## start

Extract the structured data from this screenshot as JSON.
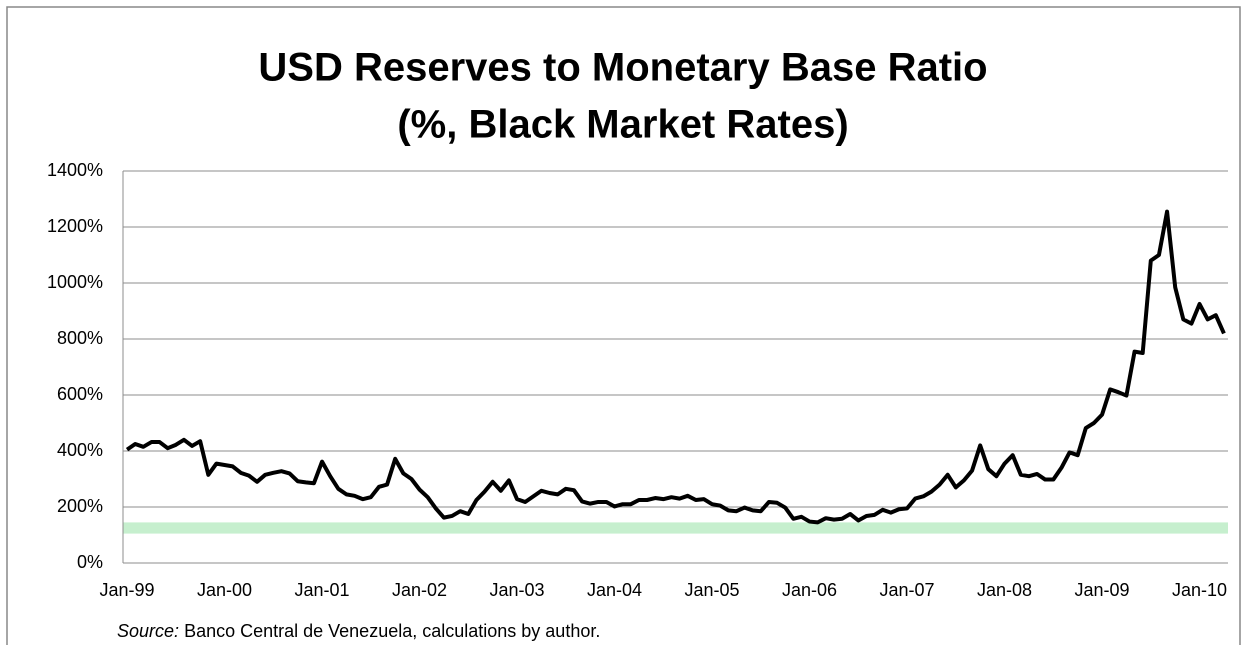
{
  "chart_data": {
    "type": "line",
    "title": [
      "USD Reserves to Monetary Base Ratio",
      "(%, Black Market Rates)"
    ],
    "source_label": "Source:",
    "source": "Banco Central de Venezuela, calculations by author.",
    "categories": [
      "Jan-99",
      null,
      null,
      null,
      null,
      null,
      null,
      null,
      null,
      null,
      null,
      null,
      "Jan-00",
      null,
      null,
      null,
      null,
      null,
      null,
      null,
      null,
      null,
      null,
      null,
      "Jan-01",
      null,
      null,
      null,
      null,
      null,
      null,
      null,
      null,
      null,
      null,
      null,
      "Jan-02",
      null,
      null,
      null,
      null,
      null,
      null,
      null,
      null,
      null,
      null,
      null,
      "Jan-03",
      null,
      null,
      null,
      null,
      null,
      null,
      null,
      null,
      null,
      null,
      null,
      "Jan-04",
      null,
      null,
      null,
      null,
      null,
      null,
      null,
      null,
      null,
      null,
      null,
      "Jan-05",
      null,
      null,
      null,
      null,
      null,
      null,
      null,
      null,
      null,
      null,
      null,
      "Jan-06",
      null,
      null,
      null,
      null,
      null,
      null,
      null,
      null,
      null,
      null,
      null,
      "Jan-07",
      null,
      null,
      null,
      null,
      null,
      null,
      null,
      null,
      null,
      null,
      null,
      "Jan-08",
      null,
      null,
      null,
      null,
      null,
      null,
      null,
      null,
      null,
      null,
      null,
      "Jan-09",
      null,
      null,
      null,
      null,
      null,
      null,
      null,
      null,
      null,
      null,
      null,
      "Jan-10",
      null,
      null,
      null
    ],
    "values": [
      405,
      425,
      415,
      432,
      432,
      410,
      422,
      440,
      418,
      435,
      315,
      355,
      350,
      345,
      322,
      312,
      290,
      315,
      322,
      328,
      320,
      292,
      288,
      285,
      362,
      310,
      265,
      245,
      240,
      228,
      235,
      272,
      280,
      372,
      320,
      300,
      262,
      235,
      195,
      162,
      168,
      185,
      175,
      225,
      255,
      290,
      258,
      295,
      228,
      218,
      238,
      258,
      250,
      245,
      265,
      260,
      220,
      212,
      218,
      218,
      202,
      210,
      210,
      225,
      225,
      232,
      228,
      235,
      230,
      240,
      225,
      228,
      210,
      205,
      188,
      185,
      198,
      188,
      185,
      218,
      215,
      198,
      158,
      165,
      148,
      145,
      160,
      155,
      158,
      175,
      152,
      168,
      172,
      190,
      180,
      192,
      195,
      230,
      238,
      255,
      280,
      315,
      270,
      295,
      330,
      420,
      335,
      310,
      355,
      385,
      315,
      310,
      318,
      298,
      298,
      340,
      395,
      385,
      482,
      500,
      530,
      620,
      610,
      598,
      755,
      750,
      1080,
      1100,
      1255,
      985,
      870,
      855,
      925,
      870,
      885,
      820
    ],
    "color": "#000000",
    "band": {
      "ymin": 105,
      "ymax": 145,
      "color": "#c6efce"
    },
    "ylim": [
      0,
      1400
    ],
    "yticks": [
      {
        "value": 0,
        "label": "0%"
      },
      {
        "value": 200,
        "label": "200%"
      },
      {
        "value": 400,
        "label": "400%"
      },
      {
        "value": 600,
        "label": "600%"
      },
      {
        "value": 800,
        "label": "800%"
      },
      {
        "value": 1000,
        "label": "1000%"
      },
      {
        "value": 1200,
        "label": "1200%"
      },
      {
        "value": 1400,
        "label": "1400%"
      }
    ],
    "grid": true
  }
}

## end

_WHAT TO PRODUCE_: Make an exact copy of all entries above, dropping the images.

_COMPLETED EXERCISE_:
Extract the structured data from this screenshot as JSON.
{
  "chart_data": {
    "type": "line",
    "title": [
      "USD Reserves to Monetary Base Ratio",
      "(%, Black Market Rates)"
    ],
    "source_label": "Source:",
    "source": "Banco Central de Venezuela, calculations by author.",
    "categories": [
      "Jan-99",
      null,
      null,
      null,
      null,
      null,
      null,
      null,
      null,
      null,
      null,
      null,
      "Jan-00",
      null,
      null,
      null,
      null,
      null,
      null,
      null,
      null,
      null,
      null,
      null,
      "Jan-01",
      null,
      null,
      null,
      null,
      null,
      null,
      null,
      null,
      null,
      null,
      null,
      "Jan-02",
      null,
      null,
      null,
      null,
      null,
      null,
      null,
      null,
      null,
      null,
      null,
      "Jan-03",
      null,
      null,
      null,
      null,
      null,
      null,
      null,
      null,
      null,
      null,
      null,
      "Jan-04",
      null,
      null,
      null,
      null,
      null,
      null,
      null,
      null,
      null,
      null,
      null,
      "Jan-05",
      null,
      null,
      null,
      null,
      null,
      null,
      null,
      null,
      null,
      null,
      null,
      "Jan-06",
      null,
      null,
      null,
      null,
      null,
      null,
      null,
      null,
      null,
      null,
      null,
      "Jan-07",
      null,
      null,
      null,
      null,
      null,
      null,
      null,
      null,
      null,
      null,
      null,
      "Jan-08",
      null,
      null,
      null,
      null,
      null,
      null,
      null,
      null,
      null,
      null,
      null,
      "Jan-09",
      null,
      null,
      null,
      null,
      null,
      null,
      null,
      null,
      null,
      null,
      null,
      "Jan-10",
      null,
      null,
      null
    ],
    "values": [
      405,
      425,
      415,
      432,
      432,
      410,
      422,
      440,
      418,
      435,
      315,
      355,
      350,
      345,
      322,
      312,
      290,
      315,
      322,
      328,
      320,
      292,
      288,
      285,
      362,
      310,
      265,
      245,
      240,
      228,
      235,
      272,
      280,
      372,
      320,
      300,
      262,
      235,
      195,
      162,
      168,
      185,
      175,
      225,
      255,
      290,
      258,
      295,
      228,
      218,
      238,
      258,
      250,
      245,
      265,
      260,
      220,
      212,
      218,
      218,
      202,
      210,
      210,
      225,
      225,
      232,
      228,
      235,
      230,
      240,
      225,
      228,
      210,
      205,
      188,
      185,
      198,
      188,
      185,
      218,
      215,
      198,
      158,
      165,
      148,
      145,
      160,
      155,
      158,
      175,
      152,
      168,
      172,
      190,
      180,
      192,
      195,
      230,
      238,
      255,
      280,
      315,
      270,
      295,
      330,
      420,
      335,
      310,
      355,
      385,
      315,
      310,
      318,
      298,
      298,
      340,
      395,
      385,
      482,
      500,
      530,
      620,
      610,
      598,
      755,
      750,
      1080,
      1100,
      1255,
      985,
      870,
      855,
      925,
      870,
      885,
      820
    ],
    "color": "#000000",
    "band": {
      "ymin": 105,
      "ymax": 145,
      "color": "#c6efce"
    },
    "ylim": [
      0,
      1400
    ],
    "yticks": [
      {
        "value": 0,
        "label": "0%"
      },
      {
        "value": 200,
        "label": "200%"
      },
      {
        "value": 400,
        "label": "400%"
      },
      {
        "value": 600,
        "label": "600%"
      },
      {
        "value": 800,
        "label": "800%"
      },
      {
        "value": 1000,
        "label": "1000%"
      },
      {
        "value": 1200,
        "label": "1200%"
      },
      {
        "value": 1400,
        "label": "1400%"
      }
    ],
    "grid": true
  }
}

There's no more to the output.